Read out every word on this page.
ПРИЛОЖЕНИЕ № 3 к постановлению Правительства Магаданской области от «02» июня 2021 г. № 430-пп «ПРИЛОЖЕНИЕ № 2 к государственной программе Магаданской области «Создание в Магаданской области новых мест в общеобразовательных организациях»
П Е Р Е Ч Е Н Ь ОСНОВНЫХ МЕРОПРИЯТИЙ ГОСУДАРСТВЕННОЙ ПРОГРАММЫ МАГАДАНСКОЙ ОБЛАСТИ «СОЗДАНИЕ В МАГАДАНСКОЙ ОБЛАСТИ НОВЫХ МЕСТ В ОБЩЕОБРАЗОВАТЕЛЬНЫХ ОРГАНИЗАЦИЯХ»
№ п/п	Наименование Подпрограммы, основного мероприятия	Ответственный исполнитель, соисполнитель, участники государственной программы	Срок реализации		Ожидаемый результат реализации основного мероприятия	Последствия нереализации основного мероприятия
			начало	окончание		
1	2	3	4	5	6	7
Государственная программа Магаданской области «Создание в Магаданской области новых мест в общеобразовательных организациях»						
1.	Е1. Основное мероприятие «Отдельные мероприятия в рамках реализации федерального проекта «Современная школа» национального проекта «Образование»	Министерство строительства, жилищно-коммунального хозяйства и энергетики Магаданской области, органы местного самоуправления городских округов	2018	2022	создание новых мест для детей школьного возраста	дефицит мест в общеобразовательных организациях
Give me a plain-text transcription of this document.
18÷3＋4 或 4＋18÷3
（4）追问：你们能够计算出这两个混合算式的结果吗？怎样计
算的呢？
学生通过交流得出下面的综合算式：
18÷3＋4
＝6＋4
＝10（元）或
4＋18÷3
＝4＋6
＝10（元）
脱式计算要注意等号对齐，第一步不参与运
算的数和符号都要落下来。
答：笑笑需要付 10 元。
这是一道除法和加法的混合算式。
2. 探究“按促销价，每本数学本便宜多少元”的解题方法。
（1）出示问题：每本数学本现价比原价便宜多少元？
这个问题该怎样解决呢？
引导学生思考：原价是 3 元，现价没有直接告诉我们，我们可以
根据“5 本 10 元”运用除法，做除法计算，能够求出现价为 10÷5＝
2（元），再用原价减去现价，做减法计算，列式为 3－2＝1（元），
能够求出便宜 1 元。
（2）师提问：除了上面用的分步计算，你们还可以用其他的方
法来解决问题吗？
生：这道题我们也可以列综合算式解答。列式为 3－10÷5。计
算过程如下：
^^^^^^^^^^^^^^^^
Write out, word for word, the line containing "Give me a plain-text" and every line after it to the end of the data above.

_Exercise result:_
Give me a plain-text transcription of this document.
18÷3＋4 或 4＋18÷3
（4）追问：你们能够计算出这两个混合算式的结果吗？怎样计
算的呢？
学生通过交流得出下面的综合算式：
18÷3＋4
＝6＋4
＝10（元）或
4＋18÷3
＝4＋6
＝10（元）
脱式计算要注意等号对齐，第一步不参与运
算的数和符号都要落下来。
答：笑笑需要付 10 元。
这是一道除法和加法的混合算式。
2. 探究“按促销价，每本数学本便宜多少元”的解题方法。
（1）出示问题：每本数学本现价比原价便宜多少元？
这个问题该怎样解决呢？
引导学生思考：原价是 3 元，现价没有直接告诉我们，我们可以
根据“5 本 10 元”运用除法，做除法计算，能够求出现价为 10÷5＝
2（元），再用原价减去现价，做减法计算，列式为 3－2＝1（元），
能够求出便宜 1 元。
（2）师提问：除了上面用的分步计算，你们还可以用其他的方
法来解决问题吗？
生：这道题我们也可以列综合算式解答。列式为 3－10÷5。计
算过程如下：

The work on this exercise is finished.